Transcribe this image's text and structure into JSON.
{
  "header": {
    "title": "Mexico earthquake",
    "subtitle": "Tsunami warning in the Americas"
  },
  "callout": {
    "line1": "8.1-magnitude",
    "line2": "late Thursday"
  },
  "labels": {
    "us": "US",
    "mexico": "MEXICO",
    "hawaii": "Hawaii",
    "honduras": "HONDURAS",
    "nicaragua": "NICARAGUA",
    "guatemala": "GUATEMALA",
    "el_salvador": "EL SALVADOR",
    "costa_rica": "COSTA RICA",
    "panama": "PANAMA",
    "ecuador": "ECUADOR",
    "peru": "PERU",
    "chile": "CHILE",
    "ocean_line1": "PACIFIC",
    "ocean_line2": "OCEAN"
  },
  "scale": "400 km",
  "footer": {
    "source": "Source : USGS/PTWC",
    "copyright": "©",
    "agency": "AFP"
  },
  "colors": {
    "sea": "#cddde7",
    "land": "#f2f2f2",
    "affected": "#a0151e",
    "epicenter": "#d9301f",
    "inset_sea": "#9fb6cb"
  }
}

...

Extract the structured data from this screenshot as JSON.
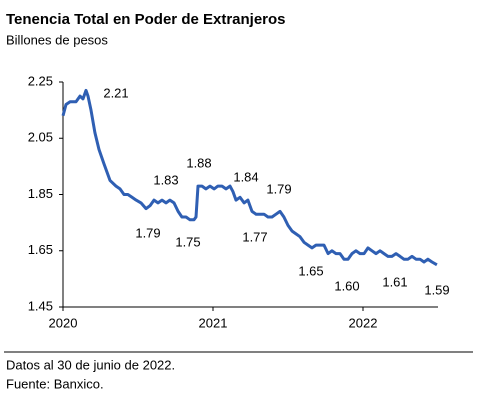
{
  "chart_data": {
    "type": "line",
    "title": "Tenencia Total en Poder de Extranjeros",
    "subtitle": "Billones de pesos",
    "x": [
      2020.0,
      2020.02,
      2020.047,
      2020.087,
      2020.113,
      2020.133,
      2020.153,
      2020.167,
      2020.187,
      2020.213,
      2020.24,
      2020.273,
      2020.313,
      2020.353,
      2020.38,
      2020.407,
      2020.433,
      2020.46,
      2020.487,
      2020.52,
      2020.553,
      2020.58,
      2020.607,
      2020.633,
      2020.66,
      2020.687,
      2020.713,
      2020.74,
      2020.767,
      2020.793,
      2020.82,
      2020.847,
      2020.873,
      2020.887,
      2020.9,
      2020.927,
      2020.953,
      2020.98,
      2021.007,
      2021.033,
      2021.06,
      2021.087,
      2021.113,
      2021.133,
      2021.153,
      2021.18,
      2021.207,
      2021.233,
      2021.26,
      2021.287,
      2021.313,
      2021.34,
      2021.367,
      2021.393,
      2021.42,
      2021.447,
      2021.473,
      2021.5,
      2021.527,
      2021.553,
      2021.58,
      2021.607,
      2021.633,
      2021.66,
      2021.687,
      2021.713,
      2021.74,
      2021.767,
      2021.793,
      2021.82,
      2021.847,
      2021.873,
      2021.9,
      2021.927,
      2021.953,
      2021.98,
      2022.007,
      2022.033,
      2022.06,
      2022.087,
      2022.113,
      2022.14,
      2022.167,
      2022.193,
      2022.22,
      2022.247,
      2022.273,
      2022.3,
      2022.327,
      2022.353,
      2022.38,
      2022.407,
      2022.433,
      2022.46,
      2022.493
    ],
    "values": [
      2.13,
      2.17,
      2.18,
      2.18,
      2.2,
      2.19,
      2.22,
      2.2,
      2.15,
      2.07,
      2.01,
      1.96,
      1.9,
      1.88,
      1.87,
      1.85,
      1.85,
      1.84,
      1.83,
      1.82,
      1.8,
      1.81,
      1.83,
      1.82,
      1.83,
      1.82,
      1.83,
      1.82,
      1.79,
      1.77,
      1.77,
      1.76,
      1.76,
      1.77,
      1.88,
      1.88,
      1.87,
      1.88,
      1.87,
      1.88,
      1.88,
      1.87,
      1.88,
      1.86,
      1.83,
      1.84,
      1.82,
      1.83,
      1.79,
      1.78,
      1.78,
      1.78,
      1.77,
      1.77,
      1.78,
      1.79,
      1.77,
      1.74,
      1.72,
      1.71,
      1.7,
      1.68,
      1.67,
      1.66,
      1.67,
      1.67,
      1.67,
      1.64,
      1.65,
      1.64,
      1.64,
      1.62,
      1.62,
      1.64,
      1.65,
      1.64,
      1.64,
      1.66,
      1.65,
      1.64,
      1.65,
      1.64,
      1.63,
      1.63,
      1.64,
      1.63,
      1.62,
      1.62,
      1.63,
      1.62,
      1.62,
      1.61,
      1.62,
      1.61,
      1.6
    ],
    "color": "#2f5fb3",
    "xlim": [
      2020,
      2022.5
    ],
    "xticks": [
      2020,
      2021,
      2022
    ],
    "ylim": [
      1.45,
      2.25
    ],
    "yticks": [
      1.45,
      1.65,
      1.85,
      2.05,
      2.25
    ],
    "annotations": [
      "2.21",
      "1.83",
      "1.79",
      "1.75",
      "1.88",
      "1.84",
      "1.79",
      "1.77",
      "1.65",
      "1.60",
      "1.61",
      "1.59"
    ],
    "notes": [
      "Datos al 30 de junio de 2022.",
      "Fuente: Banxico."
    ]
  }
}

**Aim of the exercise**
Return only the number of lines in the data that contain "JSON".

**Result of this exercise**
2